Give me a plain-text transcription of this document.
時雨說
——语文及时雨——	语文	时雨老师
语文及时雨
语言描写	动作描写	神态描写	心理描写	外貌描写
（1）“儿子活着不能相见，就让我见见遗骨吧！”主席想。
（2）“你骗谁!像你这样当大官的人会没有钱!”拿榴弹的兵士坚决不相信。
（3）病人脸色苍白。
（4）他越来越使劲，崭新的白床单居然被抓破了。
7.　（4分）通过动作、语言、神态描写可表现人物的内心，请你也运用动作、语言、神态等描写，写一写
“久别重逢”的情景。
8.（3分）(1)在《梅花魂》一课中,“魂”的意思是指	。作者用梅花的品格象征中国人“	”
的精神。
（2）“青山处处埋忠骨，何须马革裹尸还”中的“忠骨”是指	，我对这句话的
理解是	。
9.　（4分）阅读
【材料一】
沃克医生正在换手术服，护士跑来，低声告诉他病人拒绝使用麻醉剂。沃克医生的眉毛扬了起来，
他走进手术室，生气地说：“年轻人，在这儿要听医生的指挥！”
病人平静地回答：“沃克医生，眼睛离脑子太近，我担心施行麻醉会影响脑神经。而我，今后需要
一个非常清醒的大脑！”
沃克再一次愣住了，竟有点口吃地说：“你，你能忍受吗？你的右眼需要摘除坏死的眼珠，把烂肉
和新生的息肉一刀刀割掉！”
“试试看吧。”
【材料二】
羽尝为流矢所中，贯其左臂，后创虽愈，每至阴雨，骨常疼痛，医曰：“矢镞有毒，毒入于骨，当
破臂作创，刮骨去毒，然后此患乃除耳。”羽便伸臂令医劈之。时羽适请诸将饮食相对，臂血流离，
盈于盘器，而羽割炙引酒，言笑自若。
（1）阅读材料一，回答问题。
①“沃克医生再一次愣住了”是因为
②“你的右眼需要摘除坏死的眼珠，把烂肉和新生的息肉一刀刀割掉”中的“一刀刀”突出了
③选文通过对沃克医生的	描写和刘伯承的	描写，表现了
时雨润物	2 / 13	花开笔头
= = = = = = =
■ What you are asked to do:
Restate the whole of the material exactly.

■ Answer for the task:
Give me a plain-text transcription of this document.
時雨說
——语文及时雨——	语文	时雨老师
语文及时雨
语言描写	动作描写	神态描写	心理描写	外貌描写
（1）“儿子活着不能相见，就让我见见遗骨吧！”主席想。
（2）“你骗谁!像你这样当大官的人会没有钱!”拿榴弹的兵士坚决不相信。
（3）病人脸色苍白。
（4）他越来越使劲，崭新的白床单居然被抓破了。
7.　（4分）通过动作、语言、神态描写可表现人物的内心，请你也运用动作、语言、神态等描写，写一写
“久别重逢”的情景。
8.（3分）(1)在《梅花魂》一课中,“魂”的意思是指	。作者用梅花的品格象征中国人“	”
的精神。
（2）“青山处处埋忠骨，何须马革裹尸还”中的“忠骨”是指	，我对这句话的
理解是	。
9.　（4分）阅读
【材料一】
沃克医生正在换手术服，护士跑来，低声告诉他病人拒绝使用麻醉剂。沃克医生的眉毛扬了起来，
他走进手术室，生气地说：“年轻人，在这儿要听医生的指挥！”
病人平静地回答：“沃克医生，眼睛离脑子太近，我担心施行麻醉会影响脑神经。而我，今后需要
一个非常清醒的大脑！”
沃克再一次愣住了，竟有点口吃地说：“你，你能忍受吗？你的右眼需要摘除坏死的眼珠，把烂肉
和新生的息肉一刀刀割掉！”
“试试看吧。”
【材料二】
羽尝为流矢所中，贯其左臂，后创虽愈，每至阴雨，骨常疼痛，医曰：“矢镞有毒，毒入于骨，当
破臂作创，刮骨去毒，然后此患乃除耳。”羽便伸臂令医劈之。时羽适请诸将饮食相对，臂血流离，
盈于盘器，而羽割炙引酒，言笑自若。
（1）阅读材料一，回答问题。
①“沃克医生再一次愣住了”是因为
②“你的右眼需要摘除坏死的眼珠，把烂肉和新生的息肉一刀刀割掉”中的“一刀刀”突出了
③选文通过对沃克医生的	描写和刘伯承的	描写，表现了
时雨润物	2 / 13	花开笔头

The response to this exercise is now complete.